> _Task_: Find each line with the word "dispositions" and copy it.

===

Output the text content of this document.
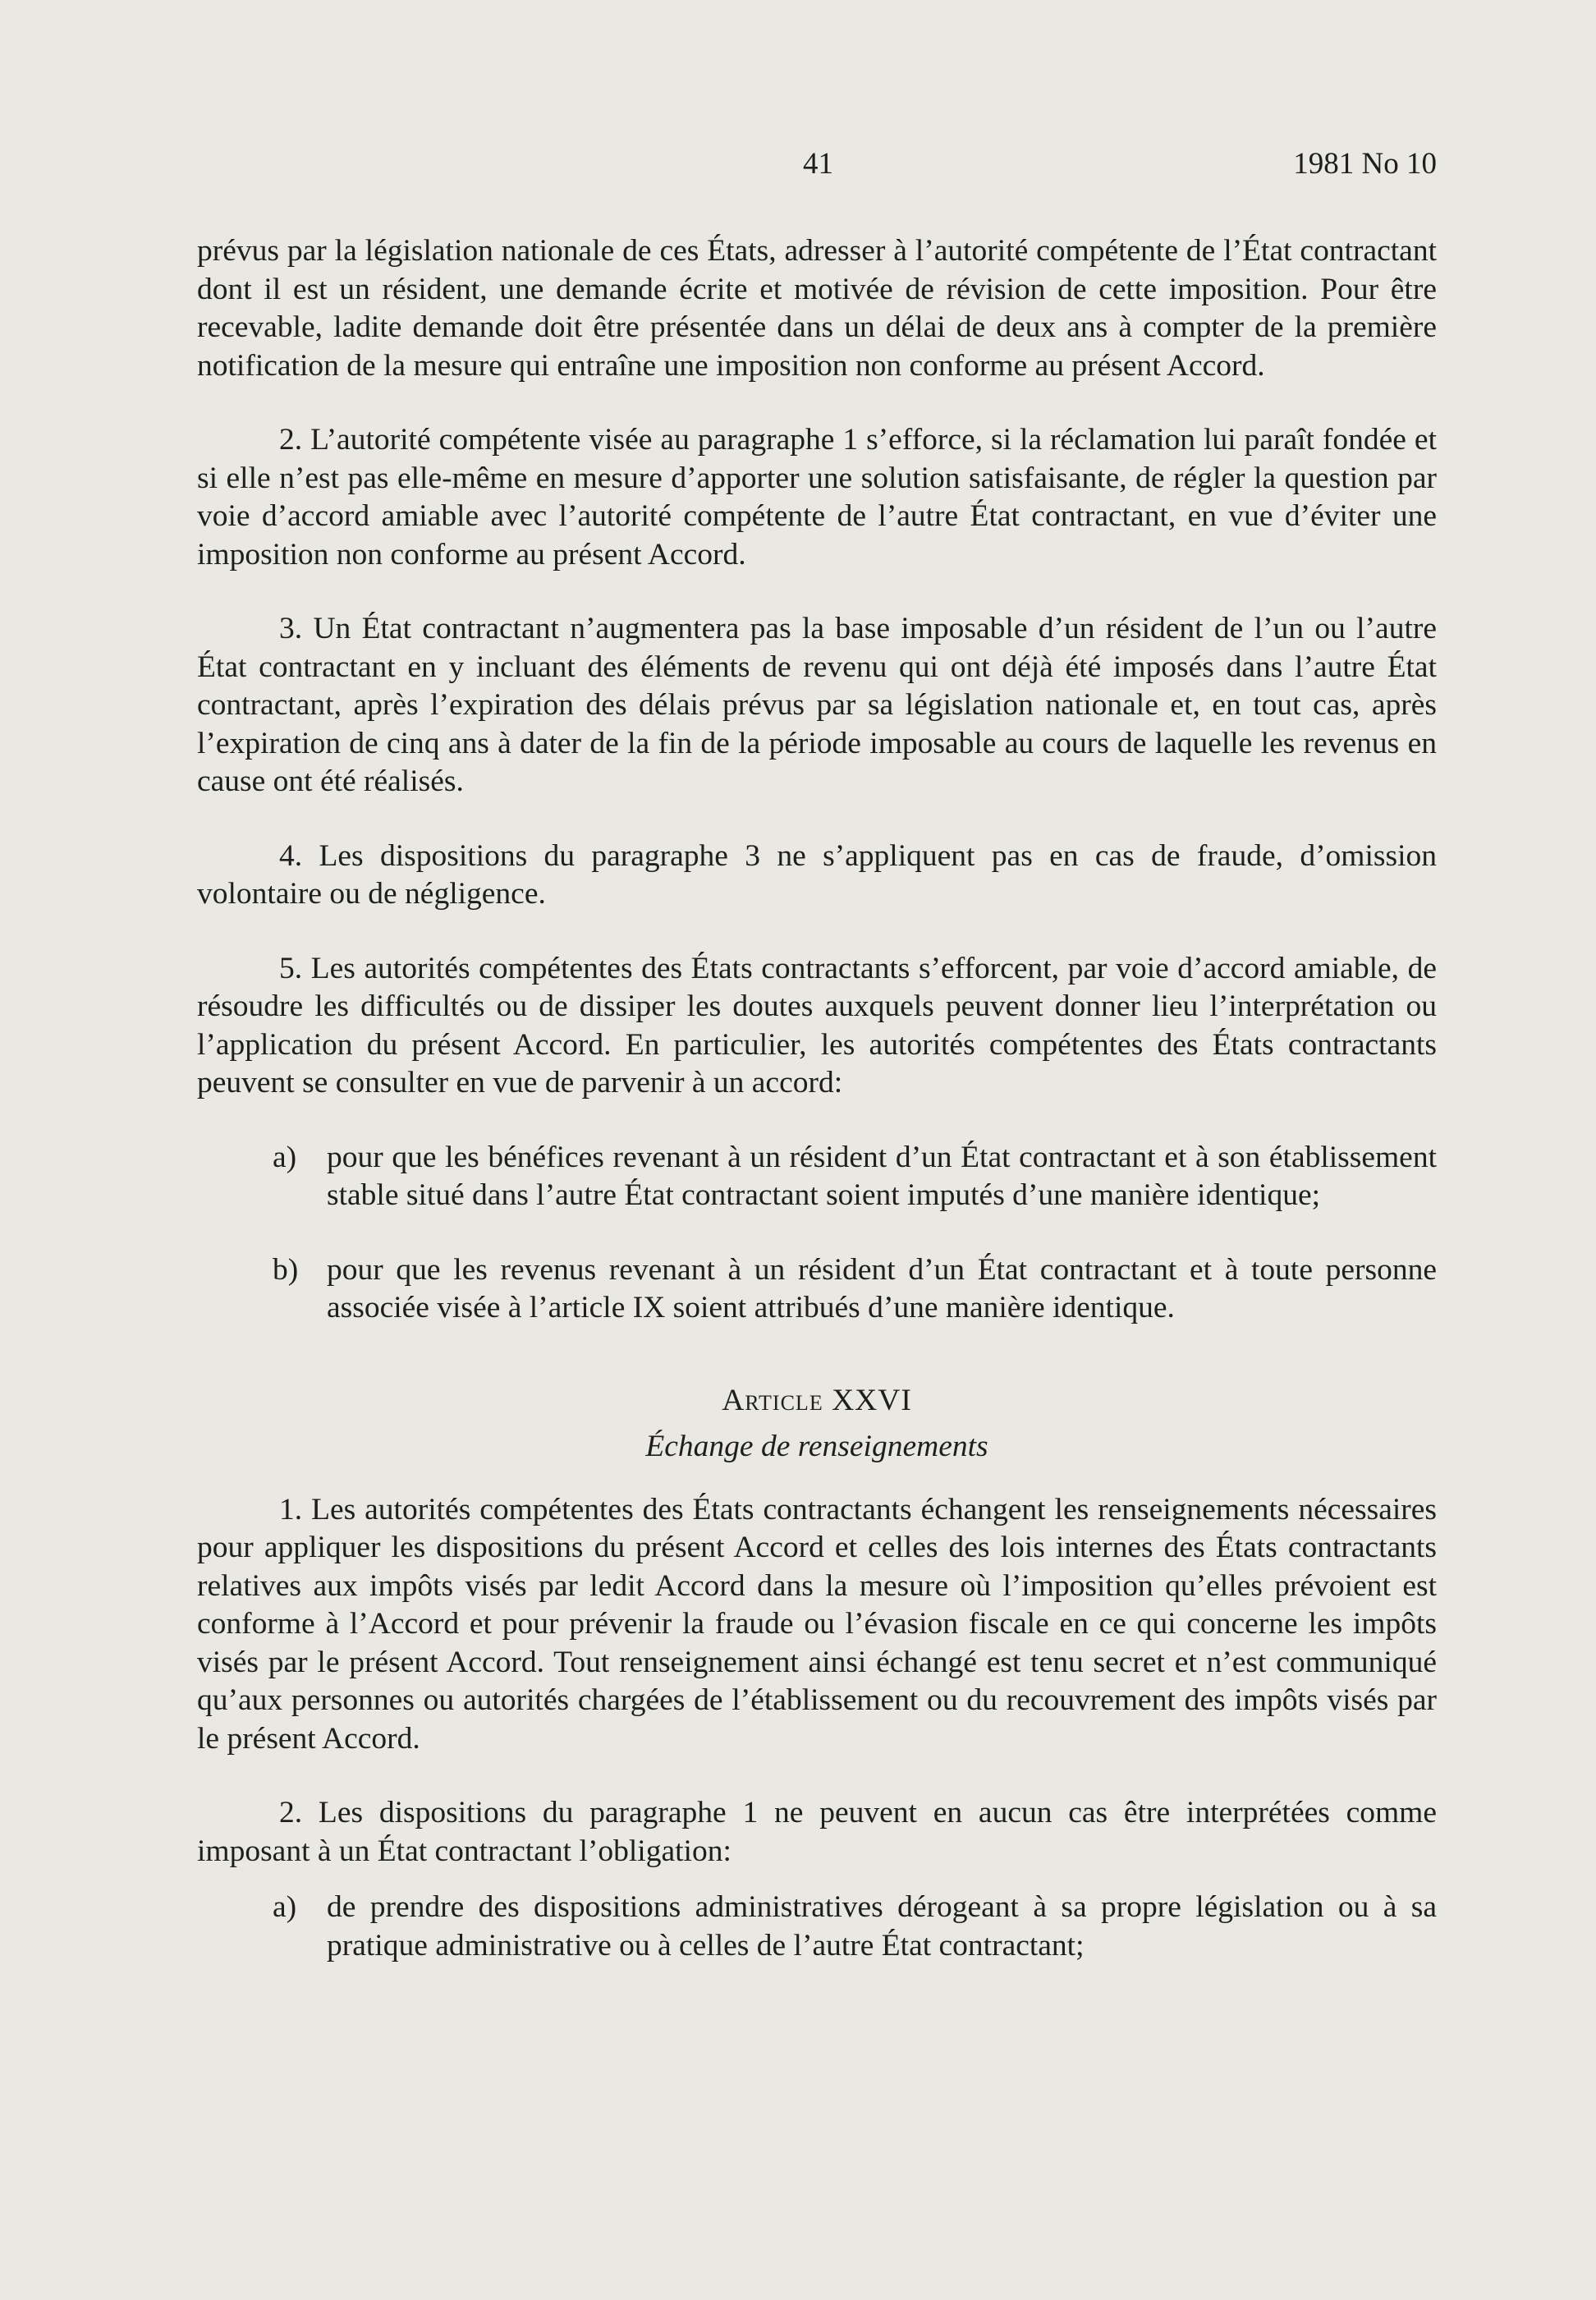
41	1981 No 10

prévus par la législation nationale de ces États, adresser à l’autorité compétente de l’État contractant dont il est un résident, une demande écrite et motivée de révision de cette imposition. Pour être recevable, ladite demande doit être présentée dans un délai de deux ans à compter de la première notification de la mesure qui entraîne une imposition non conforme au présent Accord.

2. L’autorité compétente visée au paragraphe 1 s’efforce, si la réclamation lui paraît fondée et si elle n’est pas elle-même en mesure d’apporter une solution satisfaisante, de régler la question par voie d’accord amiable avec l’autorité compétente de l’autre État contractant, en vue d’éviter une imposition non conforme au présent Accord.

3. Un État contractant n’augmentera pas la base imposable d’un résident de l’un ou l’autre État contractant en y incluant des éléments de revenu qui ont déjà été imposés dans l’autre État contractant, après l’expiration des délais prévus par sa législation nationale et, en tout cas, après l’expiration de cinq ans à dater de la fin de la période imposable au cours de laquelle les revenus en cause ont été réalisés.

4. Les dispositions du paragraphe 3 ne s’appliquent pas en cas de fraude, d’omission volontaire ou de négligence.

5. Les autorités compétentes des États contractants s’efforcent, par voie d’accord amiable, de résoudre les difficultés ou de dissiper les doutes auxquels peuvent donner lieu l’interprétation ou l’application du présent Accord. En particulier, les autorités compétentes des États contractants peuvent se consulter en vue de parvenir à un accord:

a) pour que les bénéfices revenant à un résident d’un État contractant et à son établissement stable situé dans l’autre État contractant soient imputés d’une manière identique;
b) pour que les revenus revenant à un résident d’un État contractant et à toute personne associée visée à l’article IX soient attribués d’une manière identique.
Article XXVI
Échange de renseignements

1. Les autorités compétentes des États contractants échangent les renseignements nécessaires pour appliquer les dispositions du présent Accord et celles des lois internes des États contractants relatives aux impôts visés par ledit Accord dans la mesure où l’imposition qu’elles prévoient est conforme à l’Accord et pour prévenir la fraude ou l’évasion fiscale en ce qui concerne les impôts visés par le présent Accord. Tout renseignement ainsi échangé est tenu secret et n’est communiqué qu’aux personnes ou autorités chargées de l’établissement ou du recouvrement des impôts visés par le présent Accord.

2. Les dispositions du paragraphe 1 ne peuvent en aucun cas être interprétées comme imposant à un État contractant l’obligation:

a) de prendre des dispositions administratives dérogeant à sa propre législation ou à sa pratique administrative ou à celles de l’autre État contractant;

===

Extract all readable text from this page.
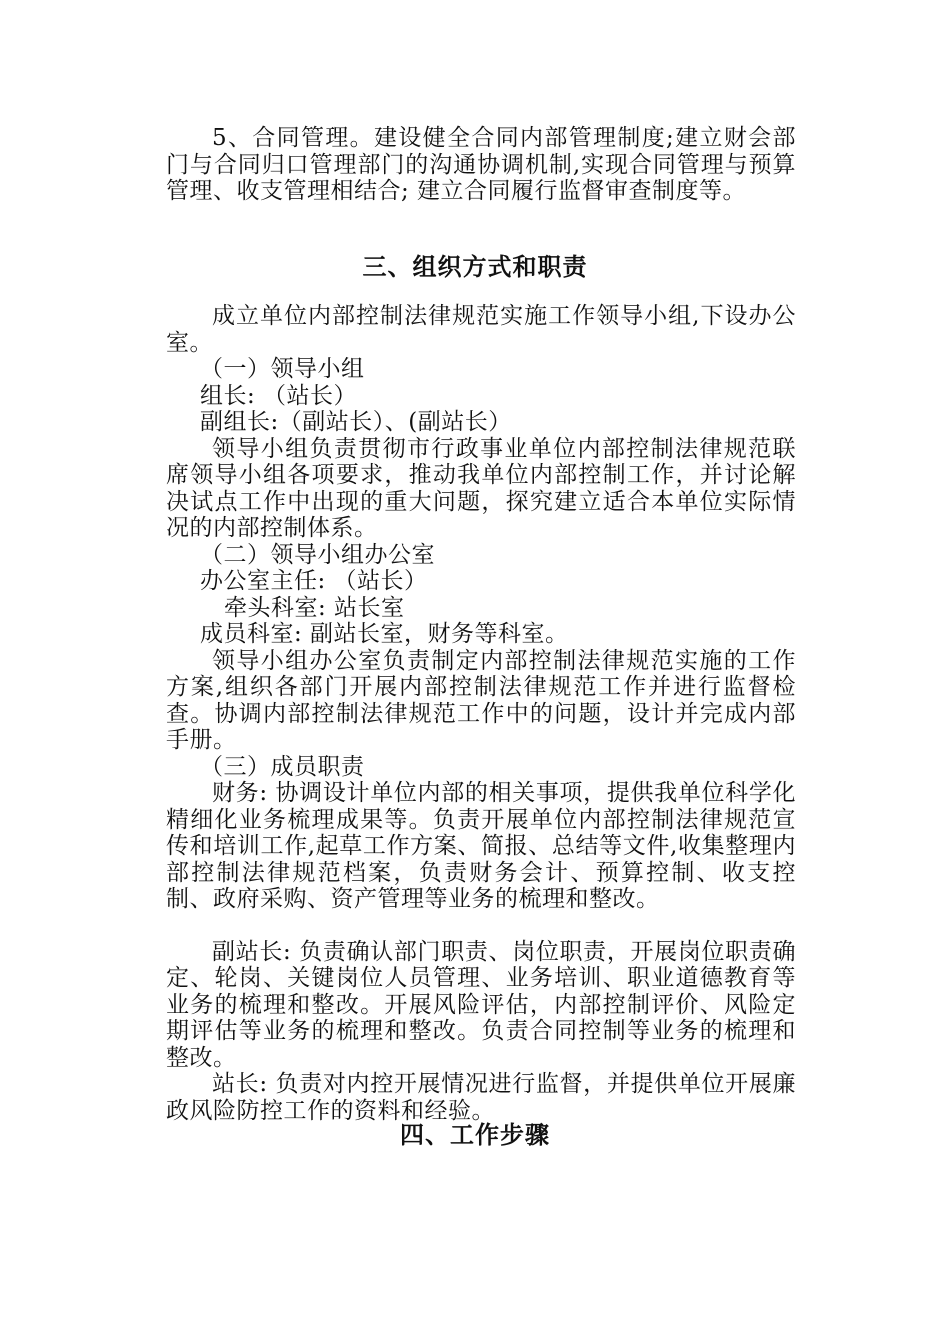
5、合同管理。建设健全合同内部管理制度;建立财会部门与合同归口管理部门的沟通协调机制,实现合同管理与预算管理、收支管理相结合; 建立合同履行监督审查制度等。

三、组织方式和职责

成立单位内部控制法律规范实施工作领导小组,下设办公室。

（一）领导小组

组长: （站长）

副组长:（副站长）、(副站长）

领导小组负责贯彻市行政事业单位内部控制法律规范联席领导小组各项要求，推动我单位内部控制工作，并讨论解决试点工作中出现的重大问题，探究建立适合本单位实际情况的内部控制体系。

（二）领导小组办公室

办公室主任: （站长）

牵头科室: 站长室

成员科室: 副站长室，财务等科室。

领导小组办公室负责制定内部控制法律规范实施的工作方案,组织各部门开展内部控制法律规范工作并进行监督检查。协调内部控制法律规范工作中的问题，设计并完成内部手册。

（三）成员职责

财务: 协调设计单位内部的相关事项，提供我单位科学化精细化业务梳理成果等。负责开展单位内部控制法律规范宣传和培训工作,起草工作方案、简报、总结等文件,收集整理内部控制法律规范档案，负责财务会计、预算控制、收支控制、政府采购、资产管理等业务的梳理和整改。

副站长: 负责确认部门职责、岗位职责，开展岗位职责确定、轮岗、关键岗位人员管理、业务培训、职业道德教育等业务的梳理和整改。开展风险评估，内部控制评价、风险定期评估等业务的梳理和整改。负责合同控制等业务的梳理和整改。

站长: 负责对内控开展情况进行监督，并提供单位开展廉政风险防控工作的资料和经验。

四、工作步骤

===

> _Response to the exercise_:
4. Les dispositions du paragraphe 3 ne s’appliquent pas en cas de fraude, d’omission volontaire ou de négligence.
1. Les autorités compétentes des États contractants échangent les renseignements nécessaires pour appliquer les dispositions du présent Accord et celles des lois internes des États contractants relatives aux impôts visés par ledit Accord dans la mesure où l’imposition qu’elles prévoient est conforme à l’Accord et pour prévenir la fraude ou l’évasion fiscale en ce qui concerne les impôts visés par le présent Accord. Tout renseignement ainsi échangé est tenu secret et n’est communiqué qu’aux personnes ou autorités chargées de l’établissement ou du recouvrement des impôts visés par le présent Accord.
2. Les dispositions du paragraphe 1 ne peuvent en aucun cas être interprétées comme imposant à un État contractant l’obligation:
a) de prendre des dispositions administratives dérogeant à sa propre législation ou à sa pratique administrative ou à celles de l’autre État contractant;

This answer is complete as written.